- GOAL OF THE EXERCISE:
Copy all lines below exactly as written. Leave pictures out.

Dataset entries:
──────────

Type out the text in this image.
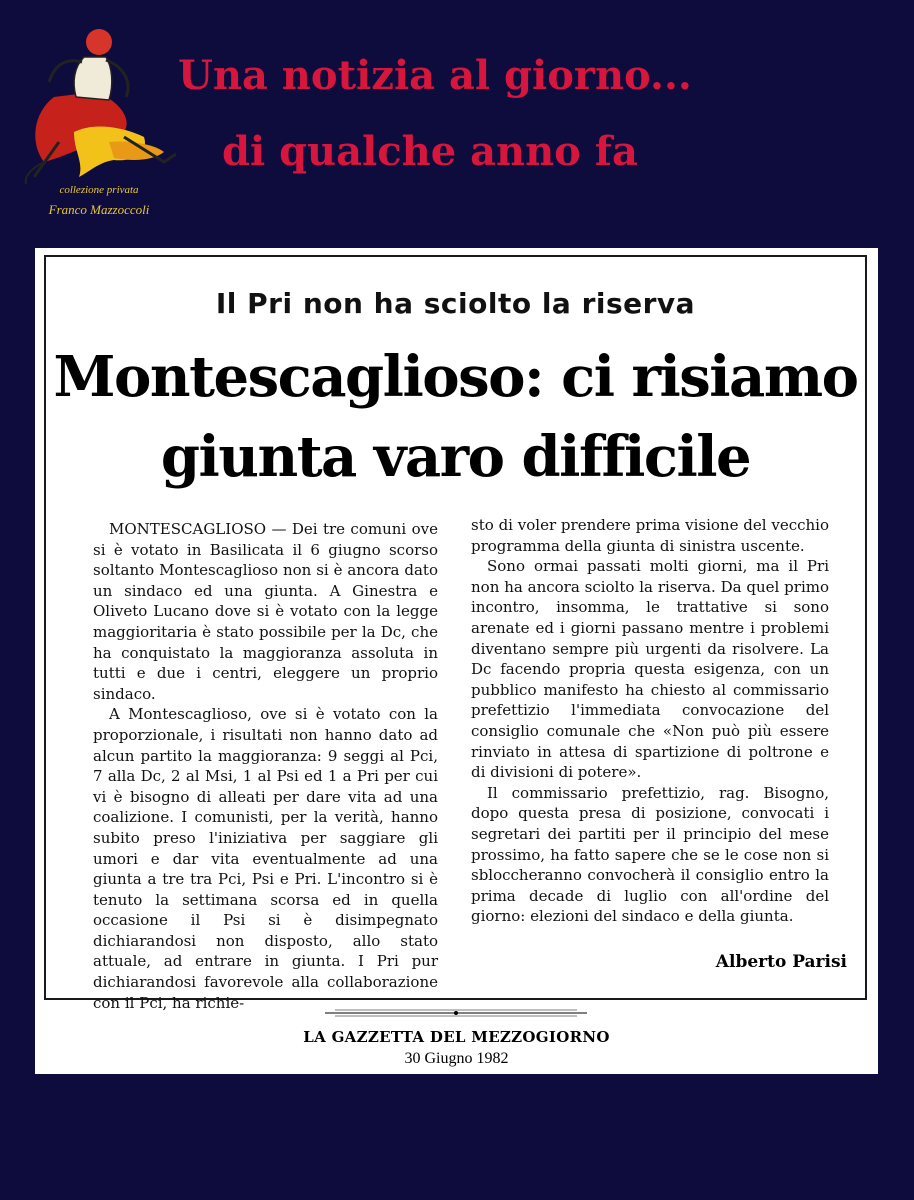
collezione privata
Franco Mazzoccoli
Una notizia al giorno...
di qualche anno fa
Il Pri non ha sciolto la riserva
Montescaglioso: ci risiamo
giunta varo difficile

MONTESCAGLIOSO — Dei tre comuni ove si è votato in Basilicata il 6 giugno scorso soltanto Montescaglioso non si è ancora dato un sindaco ed una giunta. A Ginestra e Oliveto Lucano dove si è votato con la legge maggioritaria è stato possibile per la Dc, che ha conquistato la maggioranza assoluta in tutti e due i centri, eleggere un proprio sindaco.

A Montescaglioso, ove si è votato con la proporzionale, i risultati non hanno dato ad alcun partito la maggioranza: 9 seggi al Pci, 7 alla Dc, 2 al Msi, 1 al Psi ed 1 a Pri per cui vi è bisogno di alleati per dare vita ad una coalizione. I comunisti, per la verità, hanno subito preso l'iniziativa per saggiare gli umori e dar vita eventualmente ad una giunta a tre tra Pci, Psi e Pri. L'incontro si è tenuto la settimana scorsa ed in quella occasione il Psi si è disimpegnato dichiarandosi non disposto, allo stato attuale, ad entrare in giunta. I Pri pur dichiarandosi favorevole alla collaborazione con il Pci, ha richie-

sto di voler prendere prima visione del vecchio programma della giunta di sinistra uscente.

Sono ormai passati molti giorni, ma il Pri non ha ancora sciolto la riserva. Da quel primo incontro, insomma, le trattative si sono arenate ed i giorni passano mentre i problemi diventano sempre più urgenti da risolvere. La Dc facendo propria questa esigenza, con un pubblico manifesto ha chiesto al commissario prefettizio l'immediata convocazione del consiglio comunale che «Non può più essere rinviato in attesa di spartizione di poltrone e di divisioni di potere».

Il commissario prefettizio, rag. Bisogno, dopo questa presa di posizione, convocati i segretari dei partiti per il principio del mese prossimo, ha fatto sapere che se le cose non si sbloccheranno convocherà il consiglio entro la prima decade di luglio con all'ordine del giorno: elezioni del sindaco e della giunta.

Alberto Parisi
LA GAZZETTA DEL MEZZOGIORNO
30 Giugno 1982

──────────

- THE OUTPUT:
Type out the text in this image.
collezione privata
Franco Mazzoccoli
Una notizia al giorno...
di qualche anno fa
Il Pri non ha sciolto la riserva
Montescaglioso: ci risiamo
giunta varo difficile

MONTESCAGLIOSO — Dei tre comuni ove si è votato in Basilicata il 6 giugno scorso soltanto Montescaglioso non si è ancora dato un sindaco ed una giunta. A Ginestra e Oliveto Lucano dove si è votato con la legge maggioritaria è stato possibile per la Dc, che ha conquistato la maggioranza assoluta in tutti e due i centri, eleggere un proprio sindaco.

A Montescaglioso, ove si è votato con la proporzionale, i risultati non hanno dato ad alcun partito la maggioranza: 9 seggi al Pci, 7 alla Dc, 2 al Msi, 1 al Psi ed 1 a Pri per cui vi è bisogno di alleati per dare vita ad una coalizione. I comunisti, per la verità, hanno subito preso l'iniziativa per saggiare gli umori e dar vita eventualmente ad una giunta a tre tra Pci, Psi e Pri. L'incontro si è tenuto la settimana scorsa ed in quella occasione il Psi si è disimpegnato dichiarandosi non disposto, allo stato attuale, ad entrare in giunta. I Pri pur dichiarandosi favorevole alla collaborazione con il Pci, ha richie-

sto di voler prendere prima visione del vecchio programma della giunta di sinistra uscente.

Sono ormai passati molti giorni, ma il Pri non ha ancora sciolto la riserva. Da quel primo incontro, insomma, le trattative si sono arenate ed i giorni passano mentre i problemi diventano sempre più urgenti da risolvere. La Dc facendo propria questa esigenza, con un pubblico manifesto ha chiesto al commissario prefettizio l'immediata convocazione del consiglio comunale che «Non può più essere rinviato in attesa di spartizione di poltrone e di divisioni di potere».

Il commissario prefettizio, rag. Bisogno, dopo questa presa di posizione, convocati i segretari dei partiti per il principio del mese prossimo, ha fatto sapere che se le cose non si sbloccheranno convocherà il consiglio entro la prima decade di luglio con all'ordine del giorno: elezioni del sindaco e della giunta.

Alberto Parisi
LA GAZZETTA DEL MEZZOGIORNO
30 Giugno 1982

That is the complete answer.